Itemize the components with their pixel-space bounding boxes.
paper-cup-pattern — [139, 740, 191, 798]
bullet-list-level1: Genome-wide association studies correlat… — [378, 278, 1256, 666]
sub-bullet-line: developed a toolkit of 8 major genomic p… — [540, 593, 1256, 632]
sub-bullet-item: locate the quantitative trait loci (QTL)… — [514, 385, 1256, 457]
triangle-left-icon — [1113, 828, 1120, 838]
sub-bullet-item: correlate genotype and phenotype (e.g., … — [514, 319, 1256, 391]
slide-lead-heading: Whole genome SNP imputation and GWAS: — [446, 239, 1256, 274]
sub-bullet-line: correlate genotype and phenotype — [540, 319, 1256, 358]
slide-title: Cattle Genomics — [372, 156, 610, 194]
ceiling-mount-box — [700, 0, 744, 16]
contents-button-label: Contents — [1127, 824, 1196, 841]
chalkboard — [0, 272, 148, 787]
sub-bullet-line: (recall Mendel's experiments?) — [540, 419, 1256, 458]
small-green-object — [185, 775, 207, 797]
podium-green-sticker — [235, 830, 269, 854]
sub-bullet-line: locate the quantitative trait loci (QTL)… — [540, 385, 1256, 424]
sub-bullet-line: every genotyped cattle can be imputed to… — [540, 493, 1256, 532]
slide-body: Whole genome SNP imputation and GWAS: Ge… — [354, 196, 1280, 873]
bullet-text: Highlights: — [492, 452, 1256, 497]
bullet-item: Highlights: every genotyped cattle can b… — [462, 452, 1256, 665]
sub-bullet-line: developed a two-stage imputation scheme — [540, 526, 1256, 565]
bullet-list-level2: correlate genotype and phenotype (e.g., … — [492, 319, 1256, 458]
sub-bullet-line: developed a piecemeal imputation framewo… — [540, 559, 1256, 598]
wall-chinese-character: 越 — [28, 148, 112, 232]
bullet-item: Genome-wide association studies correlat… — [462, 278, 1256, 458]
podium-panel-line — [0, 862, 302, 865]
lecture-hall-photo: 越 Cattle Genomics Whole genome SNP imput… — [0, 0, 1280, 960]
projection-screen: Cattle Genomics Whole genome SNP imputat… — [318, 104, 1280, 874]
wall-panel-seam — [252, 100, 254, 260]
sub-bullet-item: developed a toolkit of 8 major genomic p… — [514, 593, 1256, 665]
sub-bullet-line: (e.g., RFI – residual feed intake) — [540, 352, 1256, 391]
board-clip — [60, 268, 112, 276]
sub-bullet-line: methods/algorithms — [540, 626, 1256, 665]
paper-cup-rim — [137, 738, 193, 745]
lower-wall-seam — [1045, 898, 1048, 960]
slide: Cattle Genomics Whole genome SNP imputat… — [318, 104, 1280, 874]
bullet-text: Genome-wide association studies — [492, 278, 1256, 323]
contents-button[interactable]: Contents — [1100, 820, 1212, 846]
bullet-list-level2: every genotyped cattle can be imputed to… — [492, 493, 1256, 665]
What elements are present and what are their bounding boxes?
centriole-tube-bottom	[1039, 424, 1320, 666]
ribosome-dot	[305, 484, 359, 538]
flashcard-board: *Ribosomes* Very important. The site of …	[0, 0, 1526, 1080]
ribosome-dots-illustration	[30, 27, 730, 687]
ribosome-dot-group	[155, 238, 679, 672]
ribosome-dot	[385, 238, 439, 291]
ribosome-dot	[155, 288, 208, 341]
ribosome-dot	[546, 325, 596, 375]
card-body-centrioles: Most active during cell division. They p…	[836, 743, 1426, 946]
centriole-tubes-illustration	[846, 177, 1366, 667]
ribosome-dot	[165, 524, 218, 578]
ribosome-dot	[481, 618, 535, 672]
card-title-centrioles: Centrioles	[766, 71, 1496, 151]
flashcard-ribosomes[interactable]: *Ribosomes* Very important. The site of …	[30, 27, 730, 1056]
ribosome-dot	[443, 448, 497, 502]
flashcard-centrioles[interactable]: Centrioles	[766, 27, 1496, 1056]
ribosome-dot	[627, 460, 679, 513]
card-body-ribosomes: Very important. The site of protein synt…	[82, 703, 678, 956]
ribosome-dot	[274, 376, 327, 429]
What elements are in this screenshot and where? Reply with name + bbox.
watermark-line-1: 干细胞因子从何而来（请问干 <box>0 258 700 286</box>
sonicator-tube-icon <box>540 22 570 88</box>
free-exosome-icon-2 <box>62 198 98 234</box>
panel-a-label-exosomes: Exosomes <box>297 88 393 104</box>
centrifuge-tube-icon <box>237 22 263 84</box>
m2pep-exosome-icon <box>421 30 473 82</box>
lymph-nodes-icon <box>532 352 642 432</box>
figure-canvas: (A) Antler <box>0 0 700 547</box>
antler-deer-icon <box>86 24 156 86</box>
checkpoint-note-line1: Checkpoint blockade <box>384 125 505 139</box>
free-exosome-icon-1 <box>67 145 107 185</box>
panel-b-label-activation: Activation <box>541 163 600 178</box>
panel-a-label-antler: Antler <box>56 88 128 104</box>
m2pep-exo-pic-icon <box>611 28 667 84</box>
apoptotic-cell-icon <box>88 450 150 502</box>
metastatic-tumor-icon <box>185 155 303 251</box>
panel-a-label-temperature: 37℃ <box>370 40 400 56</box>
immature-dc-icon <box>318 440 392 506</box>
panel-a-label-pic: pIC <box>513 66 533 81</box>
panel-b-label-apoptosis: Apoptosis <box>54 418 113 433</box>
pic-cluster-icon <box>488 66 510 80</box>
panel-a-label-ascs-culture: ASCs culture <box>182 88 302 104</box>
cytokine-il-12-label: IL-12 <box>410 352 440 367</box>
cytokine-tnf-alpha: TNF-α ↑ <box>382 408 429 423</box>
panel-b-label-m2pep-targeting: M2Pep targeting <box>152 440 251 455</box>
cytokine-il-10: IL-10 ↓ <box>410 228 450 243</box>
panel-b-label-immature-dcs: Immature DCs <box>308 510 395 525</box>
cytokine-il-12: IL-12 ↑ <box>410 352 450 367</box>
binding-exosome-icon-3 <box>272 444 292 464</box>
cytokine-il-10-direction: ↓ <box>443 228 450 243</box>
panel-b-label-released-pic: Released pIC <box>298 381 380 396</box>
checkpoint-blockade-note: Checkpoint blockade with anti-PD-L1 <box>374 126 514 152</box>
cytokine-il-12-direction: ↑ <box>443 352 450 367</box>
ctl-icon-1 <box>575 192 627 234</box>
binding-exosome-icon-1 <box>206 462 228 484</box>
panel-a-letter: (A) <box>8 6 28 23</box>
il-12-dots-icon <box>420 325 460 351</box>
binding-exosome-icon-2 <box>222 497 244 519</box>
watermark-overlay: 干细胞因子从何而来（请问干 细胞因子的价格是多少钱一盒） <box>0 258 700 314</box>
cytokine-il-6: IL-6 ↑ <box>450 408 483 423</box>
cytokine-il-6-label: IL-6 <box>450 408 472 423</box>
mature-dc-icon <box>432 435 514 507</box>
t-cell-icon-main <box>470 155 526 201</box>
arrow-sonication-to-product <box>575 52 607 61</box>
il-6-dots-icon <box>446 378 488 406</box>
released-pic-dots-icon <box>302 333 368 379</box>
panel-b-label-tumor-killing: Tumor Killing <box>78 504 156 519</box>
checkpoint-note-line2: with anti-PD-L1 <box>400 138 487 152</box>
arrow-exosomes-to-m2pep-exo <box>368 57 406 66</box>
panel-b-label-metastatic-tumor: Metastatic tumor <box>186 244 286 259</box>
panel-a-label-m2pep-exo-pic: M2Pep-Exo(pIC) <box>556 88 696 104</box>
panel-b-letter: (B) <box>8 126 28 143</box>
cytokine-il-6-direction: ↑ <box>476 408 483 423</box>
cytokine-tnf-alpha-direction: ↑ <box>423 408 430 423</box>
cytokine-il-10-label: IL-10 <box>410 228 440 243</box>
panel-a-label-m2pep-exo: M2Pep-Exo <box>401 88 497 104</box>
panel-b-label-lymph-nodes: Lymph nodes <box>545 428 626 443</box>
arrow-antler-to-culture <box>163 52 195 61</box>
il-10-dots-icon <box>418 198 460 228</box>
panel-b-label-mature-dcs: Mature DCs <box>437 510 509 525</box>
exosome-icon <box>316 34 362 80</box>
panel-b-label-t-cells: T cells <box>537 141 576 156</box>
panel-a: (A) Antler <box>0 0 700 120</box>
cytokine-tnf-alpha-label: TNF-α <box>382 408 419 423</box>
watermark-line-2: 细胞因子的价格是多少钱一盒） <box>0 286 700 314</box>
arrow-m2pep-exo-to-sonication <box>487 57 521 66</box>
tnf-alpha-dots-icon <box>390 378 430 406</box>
- - - - - - -
Goal of the exercise
Go through the entries and return each line where the word "wide" occurs.

Solution for this exercise
bullet-list-level1: Genome-wide association studies correlat… — [378, 278, 1256, 666]
bullet-item: Genome-wide association studies correlat… — [462, 278, 1256, 458]
bullet-text: Genome-wide association studies — [492, 278, 1256, 323]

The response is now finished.